** start **

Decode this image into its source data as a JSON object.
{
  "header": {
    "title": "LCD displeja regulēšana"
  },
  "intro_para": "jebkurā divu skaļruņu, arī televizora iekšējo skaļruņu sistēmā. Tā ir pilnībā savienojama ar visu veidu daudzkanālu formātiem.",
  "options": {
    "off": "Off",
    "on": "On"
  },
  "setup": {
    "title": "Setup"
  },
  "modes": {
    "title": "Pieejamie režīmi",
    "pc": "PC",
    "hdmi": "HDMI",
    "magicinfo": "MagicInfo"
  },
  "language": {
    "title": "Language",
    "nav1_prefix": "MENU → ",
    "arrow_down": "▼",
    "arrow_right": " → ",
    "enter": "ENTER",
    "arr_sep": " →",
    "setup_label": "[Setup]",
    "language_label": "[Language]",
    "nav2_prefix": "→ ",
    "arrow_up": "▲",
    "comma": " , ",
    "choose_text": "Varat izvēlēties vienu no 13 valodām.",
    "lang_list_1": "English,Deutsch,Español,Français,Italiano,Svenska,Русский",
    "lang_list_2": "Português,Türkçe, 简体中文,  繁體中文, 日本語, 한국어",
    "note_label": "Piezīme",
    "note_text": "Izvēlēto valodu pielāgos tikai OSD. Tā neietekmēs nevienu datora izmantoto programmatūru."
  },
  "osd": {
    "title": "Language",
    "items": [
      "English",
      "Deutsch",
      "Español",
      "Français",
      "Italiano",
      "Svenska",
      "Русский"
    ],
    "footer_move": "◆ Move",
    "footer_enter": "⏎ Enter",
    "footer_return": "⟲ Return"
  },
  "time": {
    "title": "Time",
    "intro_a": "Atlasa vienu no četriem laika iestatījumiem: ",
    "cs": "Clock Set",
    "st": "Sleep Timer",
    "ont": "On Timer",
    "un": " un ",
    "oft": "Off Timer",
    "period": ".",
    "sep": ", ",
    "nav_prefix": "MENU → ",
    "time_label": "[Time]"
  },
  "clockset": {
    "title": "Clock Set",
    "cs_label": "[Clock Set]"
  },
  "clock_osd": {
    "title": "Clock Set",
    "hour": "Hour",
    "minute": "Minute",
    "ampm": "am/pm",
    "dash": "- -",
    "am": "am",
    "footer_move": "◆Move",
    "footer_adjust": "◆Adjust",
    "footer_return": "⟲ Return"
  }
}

** end **

Exercise task — Reproduce the listing in full. Keep it exactly as written.

Completed task —
Decode this image into its source data as a JSON object.
{
  "header": {
    "title": "LCD displeja regulēšana"
  },
  "intro_para": "jebkurā divu skaļruņu, arī televizora iekšējo skaļruņu sistēmā. Tā ir pilnībā savienojama ar visu veidu daudzkanālu formātiem.",
  "options": {
    "off": "Off",
    "on": "On"
  },
  "setup": {
    "title": "Setup"
  },
  "modes": {
    "title": "Pieejamie režīmi",
    "pc": "PC",
    "hdmi": "HDMI",
    "magicinfo": "MagicInfo"
  },
  "language": {
    "title": "Language",
    "nav1_prefix": "MENU → ",
    "arrow_down": "▼",
    "arrow_right": " → ",
    "enter": "ENTER",
    "arr_sep": " →",
    "setup_label": "[Setup]",
    "language_label": "[Language]",
    "nav2_prefix": "→ ",
    "arrow_up": "▲",
    "comma": " , ",
    "choose_text": "Varat izvēlēties vienu no 13 valodām.",
    "lang_list_1": "English,Deutsch,Español,Français,Italiano,Svenska,Русский",
    "lang_list_2": "Português,Türkçe, 简体中文,  繁體中文, 日本語, 한국어",
    "note_label": "Piezīme",
    "note_text": "Izvēlēto valodu pielāgos tikai OSD. Tā neietekmēs nevienu datora izmantoto programmatūru."
  },
  "osd": {
    "title": "Language",
    "items": [
      "English",
      "Deutsch",
      "Español",
      "Français",
      "Italiano",
      "Svenska",
      "Русский"
    ],
    "footer_move": "◆ Move",
    "footer_enter": "⏎ Enter",
    "footer_return": "⟲ Return"
  },
  "time": {
    "title": "Time",
    "intro_a": "Atlasa vienu no četriem laika iestatījumiem: ",
    "cs": "Clock Set",
    "st": "Sleep Timer",
    "ont": "On Timer",
    "un": " un ",
    "oft": "Off Timer",
    "period": ".",
    "sep": ", ",
    "nav_prefix": "MENU → ",
    "time_label": "[Time]"
  },
  "clockset": {
    "title": "Clock Set",
    "cs_label": "[Clock Set]"
  },
  "clock_osd": {
    "title": "Clock Set",
    "hour": "Hour",
    "minute": "Minute",
    "ampm": "am/pm",
    "dash": "- -",
    "am": "am",
    "footer_move": "◆Move",
    "footer_adjust": "◆Adjust",
    "footer_return": "⟲ Return"
  }
}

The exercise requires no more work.